+++ WORKING DATA
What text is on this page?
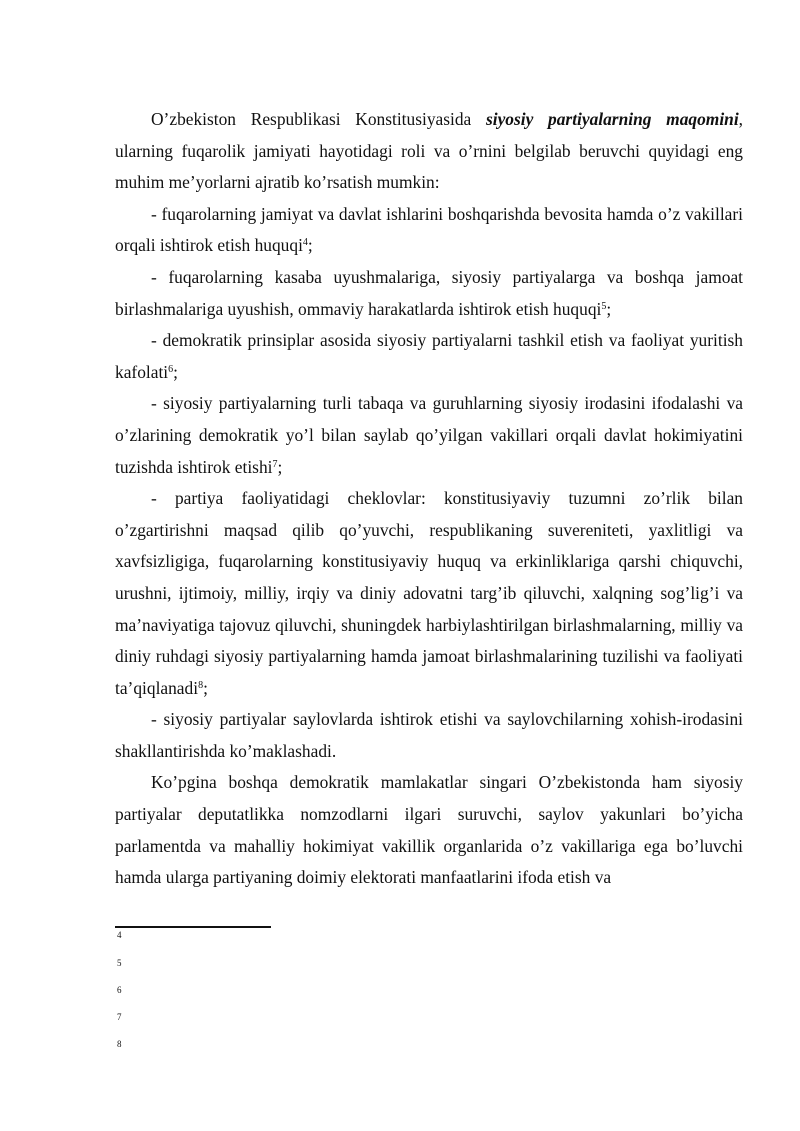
O’zbekiston Respublikasi Konstitusiyasida siyosiy partiyalarning maqomini, ularning fuqarolik jamiyati hayotidagi roli va o’rnini belgilab beruvchi quyidagi eng muhim me’yorlarni ajratib ko’rsatish mumkin:

- fuqarolarning jamiyat va davlat ishlarini boshqarishda bevosita hamda o’z vakillari orqali ishtirok etish huquqi$^4$;

- fuqarolarning kasaba uyushmalariga, siyosiy partiyalarga va boshqa jamoat birlashmalariga uyushish, ommaviy harakatlarda ishtirok etish huquqi$^5$;

- demokratik prinsiplar asosida siyosiy partiyalarni tashkil etish va faoliyat yuritish kafolati$^6$;

- siyosiy partiyalarning turli tabaqa va guruhlarning siyosiy irodasini ifodalashi va o’zlarining demokratik yo’l bilan saylab qo’yilgan vakillari orqali davlat hokimiyatini tuzishda ishtirok etishi$^7$;

- partiya faoliyatidagi cheklovlar: konstitusiyaviy tuzumni zo’rlik bilan o’zgartirishni maqsad qilib qo’yuvchi, respublikaning suvereniteti, yaxlitligi va xavfsizligiga, fuqarolarning konstitusiyaviy huquq va erkinliklariga qarshi chiquvchi, urushni, ijtimoiy, milliy, irqiy va diniy adovatni targ’ib qiluvchi, xalqning sog’lig’i va ma’naviyatiga tajovuz qiluvchi, shuningdek harbiylashtirilgan birlashmalarning, milliy va diniy ruhdagi siyosiy partiyalarning hamda jamoat birlashmalarining tuzilishi va faoliyati ta’qiqlanadi$^8$;

- siyosiy partiyalar saylovlarda ishtirok etishi va saylovchilarning xohish-irodasini shakllantirishda ko’maklashadi.

Ko’pgina boshqa demokratik mamlakatlar singari O’zbekistonda ham siyosiy partiyalar deputatlikka nomzodlarni ilgari suruvchi, saylov yakunlari bo’yicha parlamentda va mahalliy hokimiyat vakillik organlarida o’z vakillariga ega bo’luvchi hamda ularga partiyaning doimiy elektorati manfaatlarini ifoda etish va

4
5
6
7
8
++++++
WHAT NEEDS TO BE DONE
Return to the listing above and set it down exactly, leaving out its pictures.

SOLUTION TO THIS PROBLEM
What text is on this page?
O’zbekiston Respublikasi Konstitusiyasida siyosiy partiyalarning maqomini, ularning fuqarolik jamiyati hayotidagi roli va o’rnini belgilab beruvchi quyidagi eng muhim me’yorlarni ajratib ko’rsatish mumkin:

- fuqarolarning jamiyat va davlat ishlarini boshqarishda bevosita hamda o’z vakillari orqali ishtirok etish huquqi$^4$;

- fuqarolarning kasaba uyushmalariga, siyosiy partiyalarga va boshqa jamoat birlashmalariga uyushish, ommaviy harakatlarda ishtirok etish huquqi$^5$;

- demokratik prinsiplar asosida siyosiy partiyalarni tashkil etish va faoliyat yuritish kafolati$^6$;

- siyosiy partiyalarning turli tabaqa va guruhlarning siyosiy irodasini ifodalashi va o’zlarining demokratik yo’l bilan saylab qo’yilgan vakillari orqali davlat hokimiyatini tuzishda ishtirok etishi$^7$;

- partiya faoliyatidagi cheklovlar: konstitusiyaviy tuzumni zo’rlik bilan o’zgartirishni maqsad qilib qo’yuvchi, respublikaning suvereniteti, yaxlitligi va xavfsizligiga, fuqarolarning konstitusiyaviy huquq va erkinliklariga qarshi chiquvchi, urushni, ijtimoiy, milliy, irqiy va diniy adovatni targ’ib qiluvchi, xalqning sog’lig’i va ma’naviyatiga tajovuz qiluvchi, shuningdek harbiylashtirilgan birlashmalarning, milliy va diniy ruhdagi siyosiy partiyalarning hamda jamoat birlashmalarining tuzilishi va faoliyati ta’qiqlanadi$^8$;

- siyosiy partiyalar saylovlarda ishtirok etishi va saylovchilarning xohish-irodasini shakllantirishda ko’maklashadi.

Ko’pgina boshqa demokratik mamlakatlar singari O’zbekistonda ham siyosiy partiyalar deputatlikka nomzodlarni ilgari suruvchi, saylov yakunlari bo’yicha parlamentda va mahalliy hokimiyat vakillik organlarida o’z vakillariga ega bo’luvchi hamda ularga partiyaning doimiy elektorati manfaatlarini ifoda etish va

4
5
6
7
8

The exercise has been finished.